> **Work required**
Search the records that follow and extract every line containing the string "this".

Recorded data
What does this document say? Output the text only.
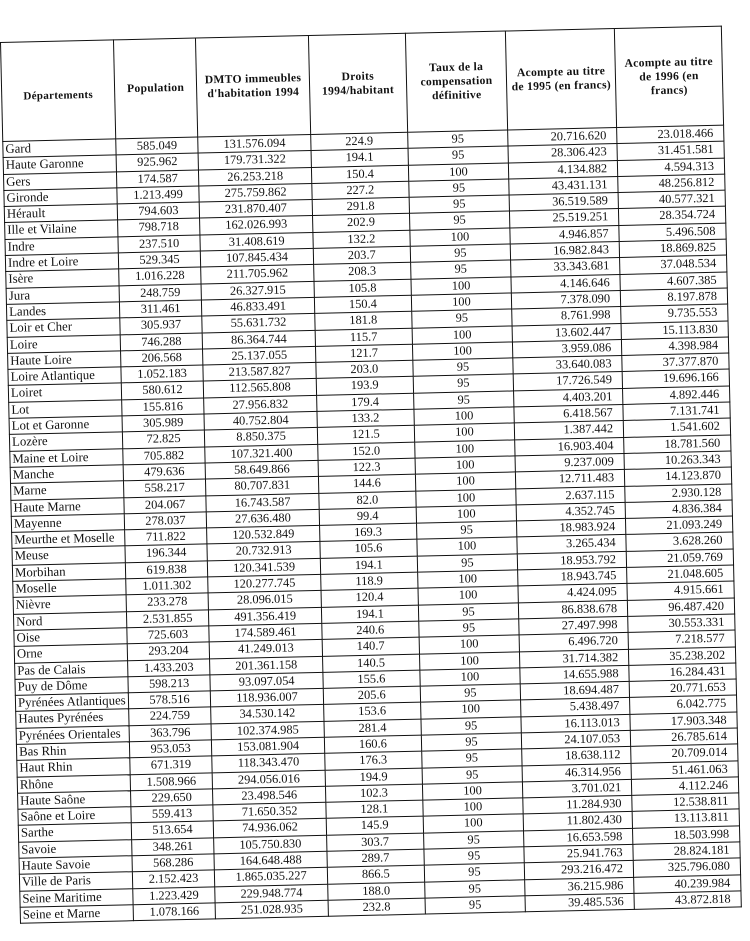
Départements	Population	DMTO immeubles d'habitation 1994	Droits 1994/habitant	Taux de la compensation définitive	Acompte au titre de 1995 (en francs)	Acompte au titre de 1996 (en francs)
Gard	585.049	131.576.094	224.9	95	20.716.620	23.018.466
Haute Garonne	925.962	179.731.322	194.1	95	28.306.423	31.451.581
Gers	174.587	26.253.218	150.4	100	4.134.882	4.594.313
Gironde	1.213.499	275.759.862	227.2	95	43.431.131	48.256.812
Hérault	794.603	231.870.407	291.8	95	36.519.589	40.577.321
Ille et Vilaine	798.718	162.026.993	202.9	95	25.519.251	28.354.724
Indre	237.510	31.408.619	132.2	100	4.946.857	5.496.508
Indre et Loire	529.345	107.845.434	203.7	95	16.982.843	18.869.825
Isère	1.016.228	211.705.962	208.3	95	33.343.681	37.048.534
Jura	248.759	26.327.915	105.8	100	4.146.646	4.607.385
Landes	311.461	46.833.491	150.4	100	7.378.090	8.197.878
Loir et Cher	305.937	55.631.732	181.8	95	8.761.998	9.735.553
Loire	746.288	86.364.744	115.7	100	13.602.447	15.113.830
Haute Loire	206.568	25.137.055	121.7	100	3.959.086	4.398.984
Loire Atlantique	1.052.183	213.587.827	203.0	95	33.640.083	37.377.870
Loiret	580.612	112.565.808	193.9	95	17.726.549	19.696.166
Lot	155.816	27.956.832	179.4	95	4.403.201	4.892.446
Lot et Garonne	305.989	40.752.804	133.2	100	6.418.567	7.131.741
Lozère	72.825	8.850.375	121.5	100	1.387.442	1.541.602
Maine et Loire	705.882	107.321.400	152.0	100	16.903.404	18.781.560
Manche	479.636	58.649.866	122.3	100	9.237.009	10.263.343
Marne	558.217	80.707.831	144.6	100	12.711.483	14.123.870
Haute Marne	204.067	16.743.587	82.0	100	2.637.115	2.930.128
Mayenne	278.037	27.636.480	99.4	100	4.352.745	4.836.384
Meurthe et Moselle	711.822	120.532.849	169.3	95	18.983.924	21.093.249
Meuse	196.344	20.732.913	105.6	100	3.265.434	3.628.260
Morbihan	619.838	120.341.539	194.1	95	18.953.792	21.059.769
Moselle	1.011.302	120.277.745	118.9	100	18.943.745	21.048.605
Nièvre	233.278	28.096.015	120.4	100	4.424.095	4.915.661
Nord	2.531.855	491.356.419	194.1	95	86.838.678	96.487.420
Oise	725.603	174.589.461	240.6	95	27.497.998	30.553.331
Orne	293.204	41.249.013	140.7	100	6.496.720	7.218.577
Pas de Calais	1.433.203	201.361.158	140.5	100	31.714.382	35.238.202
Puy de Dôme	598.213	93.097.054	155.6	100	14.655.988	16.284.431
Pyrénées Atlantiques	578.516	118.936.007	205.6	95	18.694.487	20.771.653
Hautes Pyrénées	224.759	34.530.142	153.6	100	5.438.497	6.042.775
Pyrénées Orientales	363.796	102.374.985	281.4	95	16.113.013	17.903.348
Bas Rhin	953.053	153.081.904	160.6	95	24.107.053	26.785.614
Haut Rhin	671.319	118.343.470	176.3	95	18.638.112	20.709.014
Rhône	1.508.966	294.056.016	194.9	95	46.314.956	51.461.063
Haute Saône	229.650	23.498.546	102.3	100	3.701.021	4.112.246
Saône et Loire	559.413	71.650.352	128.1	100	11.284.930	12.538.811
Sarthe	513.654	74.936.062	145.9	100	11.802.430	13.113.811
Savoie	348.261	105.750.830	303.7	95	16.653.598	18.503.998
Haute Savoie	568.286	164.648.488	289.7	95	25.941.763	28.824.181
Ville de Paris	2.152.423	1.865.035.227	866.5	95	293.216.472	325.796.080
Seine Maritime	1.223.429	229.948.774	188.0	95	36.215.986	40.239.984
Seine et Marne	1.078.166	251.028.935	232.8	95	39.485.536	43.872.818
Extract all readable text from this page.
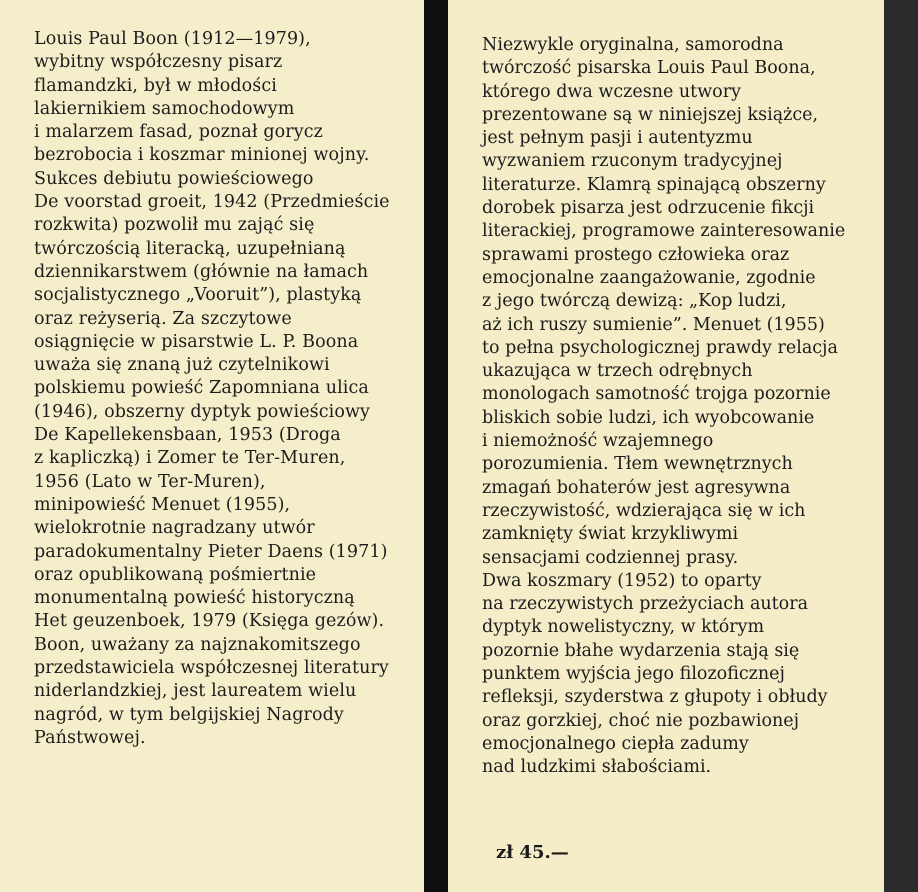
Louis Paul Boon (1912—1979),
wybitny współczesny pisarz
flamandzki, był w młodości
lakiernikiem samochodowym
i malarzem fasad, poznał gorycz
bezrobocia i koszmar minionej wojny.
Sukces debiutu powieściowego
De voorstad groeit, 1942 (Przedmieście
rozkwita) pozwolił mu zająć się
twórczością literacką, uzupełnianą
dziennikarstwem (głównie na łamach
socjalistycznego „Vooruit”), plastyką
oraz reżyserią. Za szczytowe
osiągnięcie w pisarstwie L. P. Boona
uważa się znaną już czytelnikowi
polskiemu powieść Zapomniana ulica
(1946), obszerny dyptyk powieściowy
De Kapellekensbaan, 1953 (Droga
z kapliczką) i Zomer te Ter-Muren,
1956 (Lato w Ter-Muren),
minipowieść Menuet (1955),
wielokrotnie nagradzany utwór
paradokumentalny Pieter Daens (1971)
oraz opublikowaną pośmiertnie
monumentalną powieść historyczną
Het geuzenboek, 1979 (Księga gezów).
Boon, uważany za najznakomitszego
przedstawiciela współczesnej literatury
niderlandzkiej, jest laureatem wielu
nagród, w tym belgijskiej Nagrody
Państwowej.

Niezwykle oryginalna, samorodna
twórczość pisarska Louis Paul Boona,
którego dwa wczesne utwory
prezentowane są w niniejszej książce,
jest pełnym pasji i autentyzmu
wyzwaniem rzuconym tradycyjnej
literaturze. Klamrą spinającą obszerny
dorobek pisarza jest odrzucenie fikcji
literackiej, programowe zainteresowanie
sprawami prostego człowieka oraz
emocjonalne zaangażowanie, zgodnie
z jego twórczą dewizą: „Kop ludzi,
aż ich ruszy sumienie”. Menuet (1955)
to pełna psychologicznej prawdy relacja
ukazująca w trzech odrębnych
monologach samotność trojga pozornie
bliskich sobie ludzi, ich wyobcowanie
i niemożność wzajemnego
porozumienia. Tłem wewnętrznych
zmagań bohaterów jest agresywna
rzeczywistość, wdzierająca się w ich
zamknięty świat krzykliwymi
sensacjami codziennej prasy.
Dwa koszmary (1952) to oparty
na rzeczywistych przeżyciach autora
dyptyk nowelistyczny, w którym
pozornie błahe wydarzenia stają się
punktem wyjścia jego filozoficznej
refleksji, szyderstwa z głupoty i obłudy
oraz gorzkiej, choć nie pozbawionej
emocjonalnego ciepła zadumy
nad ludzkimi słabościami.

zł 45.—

==

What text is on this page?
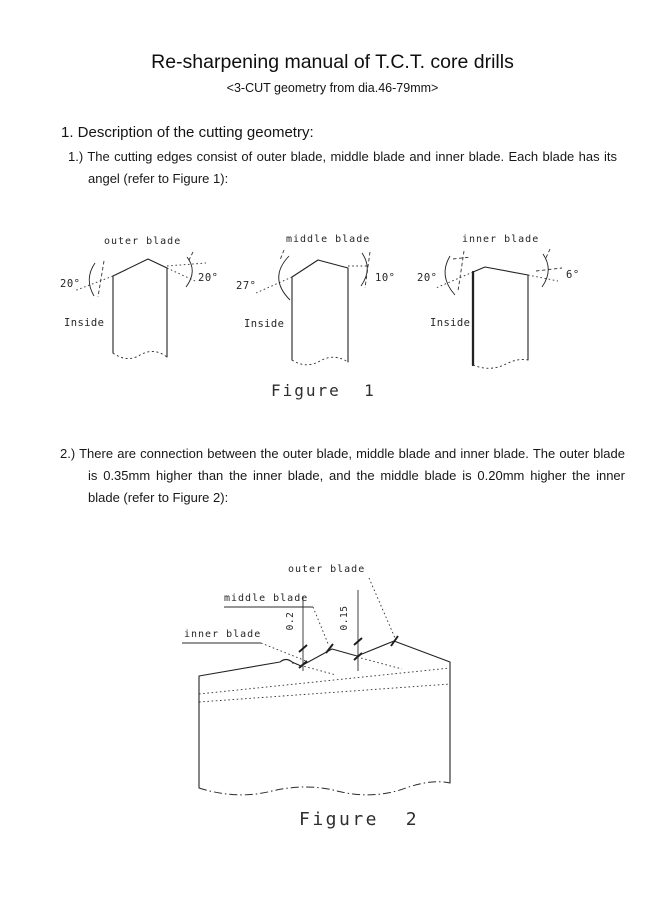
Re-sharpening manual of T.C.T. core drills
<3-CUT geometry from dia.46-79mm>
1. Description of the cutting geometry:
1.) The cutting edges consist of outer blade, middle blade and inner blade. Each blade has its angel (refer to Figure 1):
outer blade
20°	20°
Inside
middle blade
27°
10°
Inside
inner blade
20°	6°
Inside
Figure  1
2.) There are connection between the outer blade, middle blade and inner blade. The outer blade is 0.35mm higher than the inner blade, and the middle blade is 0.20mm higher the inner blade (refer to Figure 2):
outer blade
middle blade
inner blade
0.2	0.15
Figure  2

> **Finished answer**
What does this document say? Output the text only.
Extract all readable text from this page.
What text is on this page?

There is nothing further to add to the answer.